» GIVEN REQUEST:
Locate the word "this" in the data below, then copy every line that holds it.

Excerpt from a dataset
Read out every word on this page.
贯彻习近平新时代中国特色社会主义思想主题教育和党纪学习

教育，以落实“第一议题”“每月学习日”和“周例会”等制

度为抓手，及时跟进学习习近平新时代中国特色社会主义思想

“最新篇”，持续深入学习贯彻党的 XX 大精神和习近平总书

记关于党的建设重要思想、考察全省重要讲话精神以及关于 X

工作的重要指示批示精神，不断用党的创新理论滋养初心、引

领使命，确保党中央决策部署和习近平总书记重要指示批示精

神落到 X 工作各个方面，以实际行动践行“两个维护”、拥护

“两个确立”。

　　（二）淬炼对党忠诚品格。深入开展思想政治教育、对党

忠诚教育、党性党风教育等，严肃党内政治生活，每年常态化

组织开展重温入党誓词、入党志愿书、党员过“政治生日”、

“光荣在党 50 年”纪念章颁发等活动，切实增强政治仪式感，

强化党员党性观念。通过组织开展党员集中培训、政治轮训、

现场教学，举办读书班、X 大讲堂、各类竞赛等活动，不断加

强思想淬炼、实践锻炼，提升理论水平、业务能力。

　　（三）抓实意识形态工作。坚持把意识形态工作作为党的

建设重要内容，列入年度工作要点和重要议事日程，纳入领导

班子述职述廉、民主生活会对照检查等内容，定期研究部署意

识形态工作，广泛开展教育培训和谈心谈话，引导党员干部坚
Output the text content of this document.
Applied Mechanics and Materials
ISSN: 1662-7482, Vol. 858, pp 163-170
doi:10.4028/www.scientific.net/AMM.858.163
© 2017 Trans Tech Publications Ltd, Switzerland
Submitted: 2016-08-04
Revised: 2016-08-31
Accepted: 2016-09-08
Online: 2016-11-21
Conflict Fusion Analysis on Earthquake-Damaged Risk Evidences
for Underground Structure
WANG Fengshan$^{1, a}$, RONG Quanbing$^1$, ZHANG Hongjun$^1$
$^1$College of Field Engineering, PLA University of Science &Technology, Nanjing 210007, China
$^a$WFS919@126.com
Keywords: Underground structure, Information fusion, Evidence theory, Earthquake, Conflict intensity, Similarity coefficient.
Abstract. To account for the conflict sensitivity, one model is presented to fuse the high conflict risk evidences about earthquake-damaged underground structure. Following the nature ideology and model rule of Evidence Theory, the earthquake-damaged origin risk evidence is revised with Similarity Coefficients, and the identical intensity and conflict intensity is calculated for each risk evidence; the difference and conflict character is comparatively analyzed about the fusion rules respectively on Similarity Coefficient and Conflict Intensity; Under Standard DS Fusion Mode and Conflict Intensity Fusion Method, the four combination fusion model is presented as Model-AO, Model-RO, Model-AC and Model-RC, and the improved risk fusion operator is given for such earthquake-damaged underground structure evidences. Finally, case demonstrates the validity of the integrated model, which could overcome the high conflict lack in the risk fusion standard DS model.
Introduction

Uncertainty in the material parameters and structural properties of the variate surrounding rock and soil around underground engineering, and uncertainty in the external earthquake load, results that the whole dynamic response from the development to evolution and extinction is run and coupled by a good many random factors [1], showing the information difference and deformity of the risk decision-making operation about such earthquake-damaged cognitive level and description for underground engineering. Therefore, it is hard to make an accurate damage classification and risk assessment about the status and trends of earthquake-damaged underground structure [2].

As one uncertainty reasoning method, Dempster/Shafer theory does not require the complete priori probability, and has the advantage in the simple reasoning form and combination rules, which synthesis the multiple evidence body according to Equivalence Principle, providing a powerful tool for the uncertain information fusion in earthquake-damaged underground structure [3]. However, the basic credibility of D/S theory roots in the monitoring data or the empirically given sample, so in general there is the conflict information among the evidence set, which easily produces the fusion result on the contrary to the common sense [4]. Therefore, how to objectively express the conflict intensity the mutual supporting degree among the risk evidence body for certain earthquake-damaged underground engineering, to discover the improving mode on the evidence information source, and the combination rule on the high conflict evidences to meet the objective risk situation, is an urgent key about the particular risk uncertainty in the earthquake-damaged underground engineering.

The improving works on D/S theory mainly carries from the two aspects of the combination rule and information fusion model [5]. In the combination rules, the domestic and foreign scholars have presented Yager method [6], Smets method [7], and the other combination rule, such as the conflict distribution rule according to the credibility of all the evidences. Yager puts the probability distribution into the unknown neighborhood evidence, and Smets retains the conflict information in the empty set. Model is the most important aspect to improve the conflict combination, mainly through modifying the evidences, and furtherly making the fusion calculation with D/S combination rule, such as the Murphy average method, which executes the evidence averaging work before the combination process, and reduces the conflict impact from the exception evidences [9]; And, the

» EXERCISE OUTPUT:
Read out every word on this page.
Output the text content of this document.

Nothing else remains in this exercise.